To do:
Search the listing below for the string "JSON" and show each line that contains it.
┏━━
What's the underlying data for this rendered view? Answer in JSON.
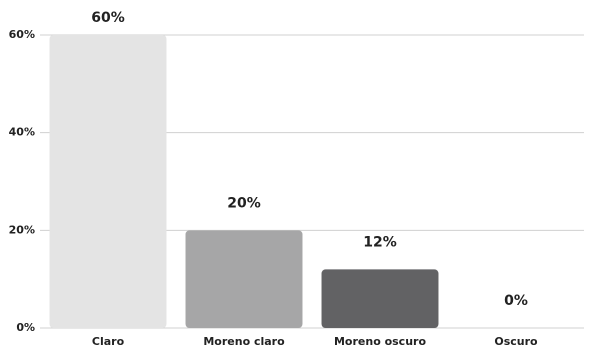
{
  "chart_data": {
    "type": "bar",
    "categories": [
      "Claro",
      "Moreno claro",
      "Moreno oscuro",
      "Oscuro"
    ],
    "values": [
      60,
      20,
      12,
      0
    ],
    "value_labels": [
      "60%",
      "20%",
      "12%",
      "0%"
    ],
    "colors": [
      "#e4e4e4",
      "#a6a6a7",
      "#626264",
      "#3a3a3c"
    ],
    "ylim": [
      0,
      60
    ],
    "yticks": [
      {
        "value": 0,
        "label": "0%"
      },
      {
        "value": 20,
        "label": "20%"
      },
      {
        "value": 40,
        "label": "40%"
      },
      {
        "value": 60,
        "label": "60%"
      }
    ],
    "grid": true
  }
}
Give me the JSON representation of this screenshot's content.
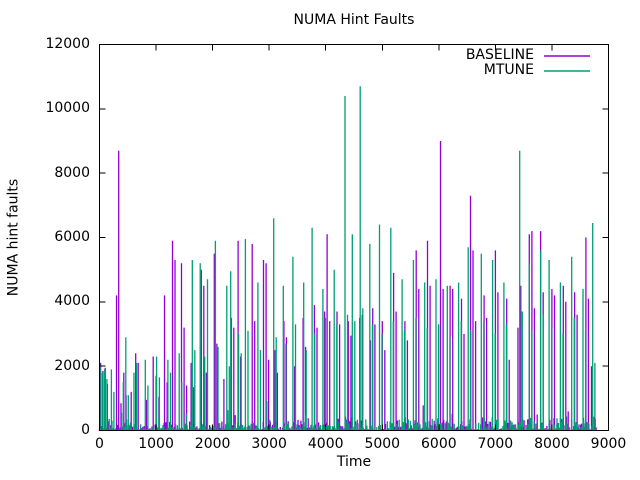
{
  "chart_data": {
    "type": "line",
    "style": "impulse-like spiky time series (gnuplot 'with lines')",
    "title": "NUMA Hint Faults",
    "xlabel": "Time",
    "ylabel": "NUMA hint faults",
    "xlim": [
      0,
      9000
    ],
    "ylim": [
      0,
      12000
    ],
    "xticks": [
      0,
      1000,
      2000,
      3000,
      4000,
      5000,
      6000,
      7000,
      8000,
      9000
    ],
    "yticks": [
      0,
      2000,
      4000,
      6000,
      8000,
      10000,
      12000
    ],
    "grid": false,
    "legend_position": "inside top right",
    "background_color": "#ffffff",
    "axis_color": "#000000",
    "series": [
      {
        "name": "BASELINE",
        "color": "#9400d3",
        "noise_seed": 101,
        "points": [
          [
            20,
            2100
          ],
          [
            60,
            1850
          ],
          [
            100,
            1950
          ],
          [
            140,
            1450
          ],
          [
            300,
            4200
          ],
          [
            340,
            8700
          ],
          [
            380,
            850
          ],
          [
            430,
            1800
          ],
          [
            470,
            1100
          ],
          [
            560,
            1200
          ],
          [
            640,
            2400
          ],
          [
            685,
            2100
          ],
          [
            830,
            950
          ],
          [
            950,
            2300
          ],
          [
            1000,
            1700
          ],
          [
            1050,
            1050
          ],
          [
            1150,
            4200
          ],
          [
            1195,
            1500
          ],
          [
            1290,
            5900
          ],
          [
            1335,
            5300
          ],
          [
            1450,
            5200
          ],
          [
            1495,
            3200
          ],
          [
            1540,
            1400
          ],
          [
            1620,
            2100
          ],
          [
            1665,
            1350
          ],
          [
            1800,
            5000
          ],
          [
            1845,
            4500
          ],
          [
            1890,
            1800
          ],
          [
            2030,
            5500
          ],
          [
            2075,
            2700
          ],
          [
            2200,
            1600
          ],
          [
            2330,
            3500
          ],
          [
            2375,
            3200
          ],
          [
            2450,
            5900
          ],
          [
            2495,
            2300
          ],
          [
            2700,
            5800
          ],
          [
            2745,
            3400
          ],
          [
            2900,
            5300
          ],
          [
            2945,
            5200
          ],
          [
            2990,
            2200
          ],
          [
            3100,
            2500
          ],
          [
            3145,
            1800
          ],
          [
            3260,
            3400
          ],
          [
            3305,
            2900
          ],
          [
            3450,
            2000
          ],
          [
            3600,
            3500
          ],
          [
            3645,
            2600
          ],
          [
            3800,
            3900
          ],
          [
            3845,
            3200
          ],
          [
            3980,
            3700
          ],
          [
            4025,
            6100
          ],
          [
            4070,
            3400
          ],
          [
            4200,
            3700
          ],
          [
            4245,
            3300
          ],
          [
            4400,
            3400
          ],
          [
            4445,
            2950
          ],
          [
            4600,
            3500
          ],
          [
            4645,
            3600
          ],
          [
            4790,
            2800
          ],
          [
            4830,
            3800
          ],
          [
            4870,
            3300
          ],
          [
            5000,
            3400
          ],
          [
            5045,
            2500
          ],
          [
            5200,
            4900
          ],
          [
            5245,
            3700
          ],
          [
            5400,
            3400
          ],
          [
            5445,
            2800
          ],
          [
            5600,
            5600
          ],
          [
            5645,
            4400
          ],
          [
            5800,
            5900
          ],
          [
            5845,
            4500
          ],
          [
            6030,
            9000
          ],
          [
            6075,
            4400
          ],
          [
            6200,
            4500
          ],
          [
            6245,
            4400
          ],
          [
            6400,
            4100
          ],
          [
            6445,
            3000
          ],
          [
            6560,
            7300
          ],
          [
            6605,
            5600
          ],
          [
            6650,
            3400
          ],
          [
            6800,
            4200
          ],
          [
            6845,
            3500
          ],
          [
            7000,
            5600
          ],
          [
            7045,
            4300
          ],
          [
            7200,
            4100
          ],
          [
            7245,
            2200
          ],
          [
            7400,
            3200
          ],
          [
            7450,
            4500
          ],
          [
            7600,
            6100
          ],
          [
            7645,
            6200
          ],
          [
            7690,
            3800
          ],
          [
            7800,
            6200
          ],
          [
            7845,
            4300
          ],
          [
            8000,
            4400
          ],
          [
            8045,
            4200
          ],
          [
            8200,
            4500
          ],
          [
            8245,
            4000
          ],
          [
            8400,
            4300
          ],
          [
            8445,
            3600
          ],
          [
            8600,
            6000
          ],
          [
            8645,
            4100
          ],
          [
            8700,
            2000
          ]
        ]
      },
      {
        "name": "MTUNE",
        "color": "#009e73",
        "noise_seed": 202,
        "points": [
          [
            10,
            2050
          ],
          [
            50,
            1800
          ],
          [
            90,
            1900
          ],
          [
            130,
            1600
          ],
          [
            210,
            1900
          ],
          [
            255,
            1200
          ],
          [
            420,
            1500
          ],
          [
            465,
            2900
          ],
          [
            510,
            1100
          ],
          [
            610,
            1800
          ],
          [
            655,
            2100
          ],
          [
            810,
            2200
          ],
          [
            855,
            1400
          ],
          [
            1010,
            2300
          ],
          [
            1060,
            1650
          ],
          [
            1210,
            2200
          ],
          [
            1255,
            1800
          ],
          [
            1410,
            2400
          ],
          [
            1455,
            1500
          ],
          [
            1640,
            5300
          ],
          [
            1685,
            2500
          ],
          [
            1780,
            5200
          ],
          [
            1860,
            2300
          ],
          [
            1910,
            4700
          ],
          [
            2050,
            5900
          ],
          [
            2095,
            2600
          ],
          [
            2250,
            4500
          ],
          [
            2295,
            2000
          ],
          [
            2320,
            4950
          ],
          [
            2460,
            3000
          ],
          [
            2505,
            2400
          ],
          [
            2580,
            5950
          ],
          [
            2625,
            3100
          ],
          [
            2800,
            4600
          ],
          [
            2845,
            2500
          ],
          [
            3080,
            6600
          ],
          [
            3125,
            2900
          ],
          [
            3250,
            4500
          ],
          [
            3295,
            2700
          ],
          [
            3420,
            5400
          ],
          [
            3465,
            3300
          ],
          [
            3610,
            4600
          ],
          [
            3655,
            2500
          ],
          [
            3760,
            6300
          ],
          [
            3805,
            3000
          ],
          [
            3950,
            4400
          ],
          [
            3995,
            3500
          ],
          [
            4150,
            5000
          ],
          [
            4195,
            3300
          ],
          [
            4340,
            10400
          ],
          [
            4385,
            3600
          ],
          [
            4470,
            6100
          ],
          [
            4515,
            3400
          ],
          [
            4610,
            10700
          ],
          [
            4655,
            3800
          ],
          [
            4780,
            5800
          ],
          [
            4825,
            3300
          ],
          [
            4950,
            6400
          ],
          [
            4995,
            3000
          ],
          [
            5150,
            6300
          ],
          [
            5195,
            3400
          ],
          [
            5350,
            4700
          ],
          [
            5395,
            3100
          ],
          [
            5550,
            5300
          ],
          [
            5595,
            3500
          ],
          [
            5750,
            4600
          ],
          [
            5795,
            3200
          ],
          [
            5950,
            4700
          ],
          [
            5995,
            3300
          ],
          [
            6150,
            4500
          ],
          [
            6195,
            2900
          ],
          [
            6350,
            4600
          ],
          [
            6395,
            3400
          ],
          [
            6520,
            5700
          ],
          [
            6565,
            3100
          ],
          [
            6750,
            5500
          ],
          [
            6795,
            3400
          ],
          [
            6950,
            5300
          ],
          [
            6995,
            3000
          ],
          [
            7150,
            4600
          ],
          [
            7195,
            3300
          ],
          [
            7430,
            8700
          ],
          [
            7475,
            3700
          ],
          [
            7600,
            5200
          ],
          [
            7645,
            3100
          ],
          [
            7800,
            5600
          ],
          [
            7845,
            3600
          ],
          [
            7950,
            5300
          ],
          [
            7995,
            3200
          ],
          [
            8150,
            4600
          ],
          [
            8195,
            3000
          ],
          [
            8350,
            5400
          ],
          [
            8395,
            3500
          ],
          [
            8550,
            4400
          ],
          [
            8595,
            3100
          ],
          [
            8720,
            6450
          ],
          [
            8760,
            2100
          ]
        ]
      }
    ],
    "noise_floor": {
      "description": "continuous sub-500 jitter band along the x-axis for both series",
      "step": 26,
      "max_start": 330,
      "max_end": 540,
      "x_end": 8790,
      "spike_chance": 0.06
    }
  }
}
┗━━
Task solution:
What's the underlying data for this rendered view? Answer in JSON.
Give me the JSON representation of this screenshot's content.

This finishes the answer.